What you will do →
From the listing, collect all lines containing the word "this".

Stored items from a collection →
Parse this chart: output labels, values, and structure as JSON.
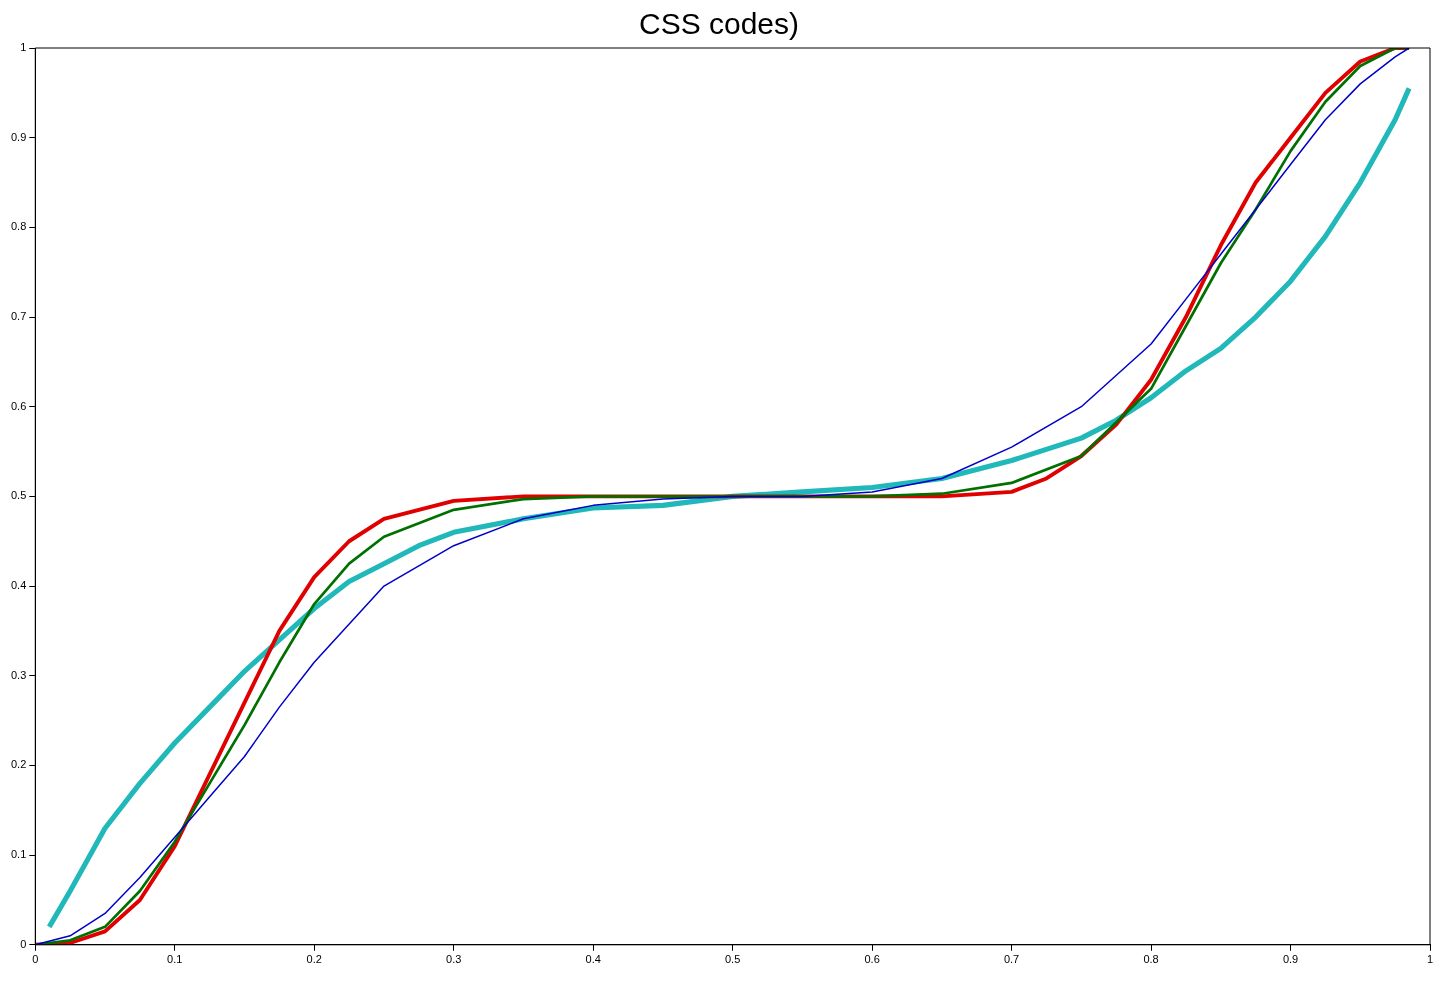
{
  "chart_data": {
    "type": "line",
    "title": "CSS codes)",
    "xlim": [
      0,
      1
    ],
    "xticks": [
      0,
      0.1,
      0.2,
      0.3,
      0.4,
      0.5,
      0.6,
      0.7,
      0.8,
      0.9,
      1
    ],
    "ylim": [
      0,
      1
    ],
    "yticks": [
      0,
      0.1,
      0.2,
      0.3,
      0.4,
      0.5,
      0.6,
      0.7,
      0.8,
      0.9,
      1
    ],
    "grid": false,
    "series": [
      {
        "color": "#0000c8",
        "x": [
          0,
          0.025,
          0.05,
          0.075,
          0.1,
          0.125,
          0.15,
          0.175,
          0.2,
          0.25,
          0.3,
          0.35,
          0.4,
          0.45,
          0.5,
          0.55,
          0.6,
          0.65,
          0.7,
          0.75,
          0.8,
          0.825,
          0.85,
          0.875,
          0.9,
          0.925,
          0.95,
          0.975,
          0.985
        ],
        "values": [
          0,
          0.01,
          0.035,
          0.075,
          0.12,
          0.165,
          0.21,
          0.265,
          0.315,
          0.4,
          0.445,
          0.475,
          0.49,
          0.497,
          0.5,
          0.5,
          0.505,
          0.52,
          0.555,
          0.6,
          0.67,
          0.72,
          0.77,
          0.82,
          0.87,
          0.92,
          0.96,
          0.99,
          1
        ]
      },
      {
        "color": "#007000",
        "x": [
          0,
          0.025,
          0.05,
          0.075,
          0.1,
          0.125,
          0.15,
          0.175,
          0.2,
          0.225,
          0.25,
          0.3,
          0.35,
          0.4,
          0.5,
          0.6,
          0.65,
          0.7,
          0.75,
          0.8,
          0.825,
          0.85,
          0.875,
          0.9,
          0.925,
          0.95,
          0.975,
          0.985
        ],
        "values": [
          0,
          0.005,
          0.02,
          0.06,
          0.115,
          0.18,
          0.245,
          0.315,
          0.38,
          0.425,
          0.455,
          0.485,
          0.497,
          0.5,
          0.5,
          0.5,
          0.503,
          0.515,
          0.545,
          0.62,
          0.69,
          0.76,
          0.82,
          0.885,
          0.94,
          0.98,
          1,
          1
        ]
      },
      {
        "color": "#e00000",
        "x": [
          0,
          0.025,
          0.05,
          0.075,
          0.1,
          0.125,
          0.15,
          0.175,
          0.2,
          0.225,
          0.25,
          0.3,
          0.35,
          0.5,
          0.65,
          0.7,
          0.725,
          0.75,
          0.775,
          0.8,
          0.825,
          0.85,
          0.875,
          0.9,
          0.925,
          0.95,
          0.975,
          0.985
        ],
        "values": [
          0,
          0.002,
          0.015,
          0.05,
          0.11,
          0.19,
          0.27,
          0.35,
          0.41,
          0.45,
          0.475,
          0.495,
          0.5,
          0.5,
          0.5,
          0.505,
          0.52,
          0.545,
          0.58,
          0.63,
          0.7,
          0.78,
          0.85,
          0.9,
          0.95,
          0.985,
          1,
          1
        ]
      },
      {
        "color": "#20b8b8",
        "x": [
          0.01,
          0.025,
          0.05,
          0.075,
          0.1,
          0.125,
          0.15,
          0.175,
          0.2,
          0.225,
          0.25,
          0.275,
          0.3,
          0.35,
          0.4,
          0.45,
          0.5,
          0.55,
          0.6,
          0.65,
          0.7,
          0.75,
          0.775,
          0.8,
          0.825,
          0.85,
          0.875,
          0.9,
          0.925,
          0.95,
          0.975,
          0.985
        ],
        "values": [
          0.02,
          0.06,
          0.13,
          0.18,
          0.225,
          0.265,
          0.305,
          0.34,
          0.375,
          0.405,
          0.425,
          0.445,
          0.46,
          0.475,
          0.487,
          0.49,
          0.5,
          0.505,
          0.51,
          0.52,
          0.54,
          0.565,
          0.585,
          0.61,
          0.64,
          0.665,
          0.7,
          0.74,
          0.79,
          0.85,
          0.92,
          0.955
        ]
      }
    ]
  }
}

* * *

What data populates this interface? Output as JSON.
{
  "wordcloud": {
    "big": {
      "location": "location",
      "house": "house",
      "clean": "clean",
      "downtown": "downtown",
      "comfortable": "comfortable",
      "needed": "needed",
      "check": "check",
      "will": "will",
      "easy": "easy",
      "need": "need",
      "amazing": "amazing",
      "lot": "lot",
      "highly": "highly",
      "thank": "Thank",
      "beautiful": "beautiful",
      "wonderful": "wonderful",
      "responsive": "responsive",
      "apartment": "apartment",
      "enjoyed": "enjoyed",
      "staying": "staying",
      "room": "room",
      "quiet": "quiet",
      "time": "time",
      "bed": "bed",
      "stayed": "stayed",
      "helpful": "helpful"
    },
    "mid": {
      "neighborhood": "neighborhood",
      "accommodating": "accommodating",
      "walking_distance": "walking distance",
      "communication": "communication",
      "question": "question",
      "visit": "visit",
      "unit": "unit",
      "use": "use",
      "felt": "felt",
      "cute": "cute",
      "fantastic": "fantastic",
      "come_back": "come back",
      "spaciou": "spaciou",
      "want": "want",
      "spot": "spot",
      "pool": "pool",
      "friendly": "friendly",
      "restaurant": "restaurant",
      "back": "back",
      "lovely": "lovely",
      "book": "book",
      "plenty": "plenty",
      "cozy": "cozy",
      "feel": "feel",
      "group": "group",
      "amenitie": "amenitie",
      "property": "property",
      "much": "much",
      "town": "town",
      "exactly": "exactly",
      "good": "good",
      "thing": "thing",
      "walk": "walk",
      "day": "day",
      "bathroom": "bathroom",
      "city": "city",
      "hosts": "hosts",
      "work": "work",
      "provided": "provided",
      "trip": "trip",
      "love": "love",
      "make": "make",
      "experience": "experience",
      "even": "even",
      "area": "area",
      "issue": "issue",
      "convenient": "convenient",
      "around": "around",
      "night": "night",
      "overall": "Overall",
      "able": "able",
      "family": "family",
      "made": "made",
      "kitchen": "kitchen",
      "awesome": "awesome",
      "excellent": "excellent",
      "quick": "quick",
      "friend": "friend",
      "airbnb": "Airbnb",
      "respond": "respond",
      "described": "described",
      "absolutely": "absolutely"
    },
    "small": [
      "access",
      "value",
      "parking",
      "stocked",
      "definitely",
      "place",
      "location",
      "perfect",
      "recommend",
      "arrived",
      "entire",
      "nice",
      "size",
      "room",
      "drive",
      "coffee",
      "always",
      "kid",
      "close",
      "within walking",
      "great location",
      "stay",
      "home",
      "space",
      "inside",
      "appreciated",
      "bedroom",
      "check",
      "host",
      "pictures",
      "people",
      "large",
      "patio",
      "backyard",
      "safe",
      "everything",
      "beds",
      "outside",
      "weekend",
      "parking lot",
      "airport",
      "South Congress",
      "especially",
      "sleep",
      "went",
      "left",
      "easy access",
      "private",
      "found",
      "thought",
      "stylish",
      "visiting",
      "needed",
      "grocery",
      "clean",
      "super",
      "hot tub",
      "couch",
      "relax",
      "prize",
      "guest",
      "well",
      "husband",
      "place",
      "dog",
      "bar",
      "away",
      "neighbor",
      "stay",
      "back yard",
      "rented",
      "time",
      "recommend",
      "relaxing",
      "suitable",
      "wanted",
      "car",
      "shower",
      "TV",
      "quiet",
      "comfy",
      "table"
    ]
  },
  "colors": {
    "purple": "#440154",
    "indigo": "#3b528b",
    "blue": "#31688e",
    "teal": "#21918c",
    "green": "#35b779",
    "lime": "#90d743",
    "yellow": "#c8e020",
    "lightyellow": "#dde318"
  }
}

---

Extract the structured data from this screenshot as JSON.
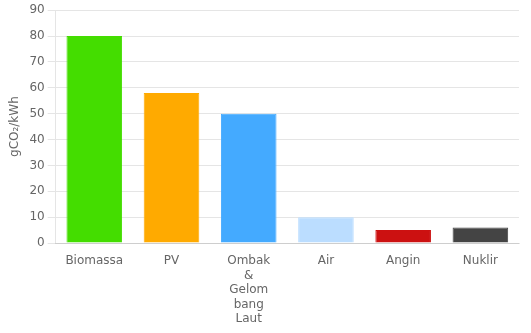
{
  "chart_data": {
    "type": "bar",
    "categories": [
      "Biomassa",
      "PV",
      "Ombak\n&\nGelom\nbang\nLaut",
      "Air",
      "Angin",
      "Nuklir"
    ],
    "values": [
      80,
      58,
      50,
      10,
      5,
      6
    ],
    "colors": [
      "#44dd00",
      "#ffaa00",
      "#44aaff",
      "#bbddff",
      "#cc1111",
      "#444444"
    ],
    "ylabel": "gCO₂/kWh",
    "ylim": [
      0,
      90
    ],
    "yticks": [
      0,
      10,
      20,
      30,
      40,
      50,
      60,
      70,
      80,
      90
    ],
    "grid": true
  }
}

Task result →
Parse this chart: output labels, values, and structure as JSON.
What data populates this interface? Output as JSON.
Extract the structured data from this screenshot as JSON.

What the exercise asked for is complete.